**Requirement**
Pull out every line in the records that contains the string "Insertable". Case counts.

Records

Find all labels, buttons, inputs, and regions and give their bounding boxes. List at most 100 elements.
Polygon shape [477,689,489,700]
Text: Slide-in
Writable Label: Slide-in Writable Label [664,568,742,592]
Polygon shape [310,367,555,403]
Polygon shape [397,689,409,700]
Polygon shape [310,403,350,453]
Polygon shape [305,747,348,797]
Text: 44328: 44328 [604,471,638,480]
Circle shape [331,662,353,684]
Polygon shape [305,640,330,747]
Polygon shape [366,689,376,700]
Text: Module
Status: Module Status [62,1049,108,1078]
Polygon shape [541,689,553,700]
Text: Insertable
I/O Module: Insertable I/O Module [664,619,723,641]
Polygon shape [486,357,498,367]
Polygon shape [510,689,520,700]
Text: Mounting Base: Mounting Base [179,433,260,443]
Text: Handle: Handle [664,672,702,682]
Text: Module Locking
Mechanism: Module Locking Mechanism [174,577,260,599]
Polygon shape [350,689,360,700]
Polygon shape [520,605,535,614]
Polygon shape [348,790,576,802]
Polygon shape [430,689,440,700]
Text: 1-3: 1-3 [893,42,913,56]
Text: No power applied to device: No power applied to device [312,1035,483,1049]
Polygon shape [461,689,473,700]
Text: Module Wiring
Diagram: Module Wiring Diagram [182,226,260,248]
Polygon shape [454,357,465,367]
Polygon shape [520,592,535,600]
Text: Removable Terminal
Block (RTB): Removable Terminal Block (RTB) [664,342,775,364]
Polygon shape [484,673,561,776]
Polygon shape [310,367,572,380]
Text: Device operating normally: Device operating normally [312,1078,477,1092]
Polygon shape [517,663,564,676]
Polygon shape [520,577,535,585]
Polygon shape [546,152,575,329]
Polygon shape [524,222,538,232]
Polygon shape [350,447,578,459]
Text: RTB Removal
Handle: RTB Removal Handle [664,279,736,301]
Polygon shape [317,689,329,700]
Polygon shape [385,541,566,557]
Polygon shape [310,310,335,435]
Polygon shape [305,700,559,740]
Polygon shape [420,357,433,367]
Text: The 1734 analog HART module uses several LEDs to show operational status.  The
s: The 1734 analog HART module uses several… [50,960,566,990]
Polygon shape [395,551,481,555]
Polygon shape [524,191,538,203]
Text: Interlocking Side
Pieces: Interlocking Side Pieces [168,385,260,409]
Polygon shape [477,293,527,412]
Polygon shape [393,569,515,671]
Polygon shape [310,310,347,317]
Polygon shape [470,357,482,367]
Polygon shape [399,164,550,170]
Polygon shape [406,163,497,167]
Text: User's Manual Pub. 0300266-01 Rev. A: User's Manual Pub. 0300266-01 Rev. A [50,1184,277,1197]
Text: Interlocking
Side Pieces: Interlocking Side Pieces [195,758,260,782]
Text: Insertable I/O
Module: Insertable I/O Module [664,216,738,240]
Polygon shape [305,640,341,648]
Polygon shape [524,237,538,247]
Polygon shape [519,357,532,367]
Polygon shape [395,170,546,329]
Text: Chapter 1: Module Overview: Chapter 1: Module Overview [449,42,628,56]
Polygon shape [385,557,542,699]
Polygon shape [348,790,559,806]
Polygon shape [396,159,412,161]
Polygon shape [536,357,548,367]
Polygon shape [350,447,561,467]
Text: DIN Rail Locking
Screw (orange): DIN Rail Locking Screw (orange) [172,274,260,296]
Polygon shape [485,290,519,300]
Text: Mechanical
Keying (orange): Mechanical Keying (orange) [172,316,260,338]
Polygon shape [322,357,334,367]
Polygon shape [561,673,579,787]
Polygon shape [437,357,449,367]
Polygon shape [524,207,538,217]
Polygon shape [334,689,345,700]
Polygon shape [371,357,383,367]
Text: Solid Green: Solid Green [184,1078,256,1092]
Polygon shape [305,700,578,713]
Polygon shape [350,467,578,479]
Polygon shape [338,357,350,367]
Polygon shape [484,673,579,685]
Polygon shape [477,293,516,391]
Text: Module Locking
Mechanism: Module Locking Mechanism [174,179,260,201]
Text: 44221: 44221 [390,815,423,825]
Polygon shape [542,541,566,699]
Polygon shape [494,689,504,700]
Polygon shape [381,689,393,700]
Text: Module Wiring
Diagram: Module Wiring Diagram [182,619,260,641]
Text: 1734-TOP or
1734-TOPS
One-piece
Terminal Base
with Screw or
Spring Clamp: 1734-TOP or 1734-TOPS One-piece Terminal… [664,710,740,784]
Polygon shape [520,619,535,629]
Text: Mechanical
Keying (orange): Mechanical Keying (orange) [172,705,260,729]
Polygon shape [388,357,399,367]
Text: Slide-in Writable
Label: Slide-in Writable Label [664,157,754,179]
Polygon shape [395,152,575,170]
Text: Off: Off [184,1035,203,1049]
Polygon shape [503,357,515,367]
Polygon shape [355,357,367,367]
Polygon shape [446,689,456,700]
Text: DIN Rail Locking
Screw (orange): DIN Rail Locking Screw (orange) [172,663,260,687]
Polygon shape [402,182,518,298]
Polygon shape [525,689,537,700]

**Solution to this exercise**
Text: Insertable
I/O Module: Insertable I/O Module [664,619,723,641]
Text: Insertable I/O
Module: Insertable I/O Module [664,216,738,240]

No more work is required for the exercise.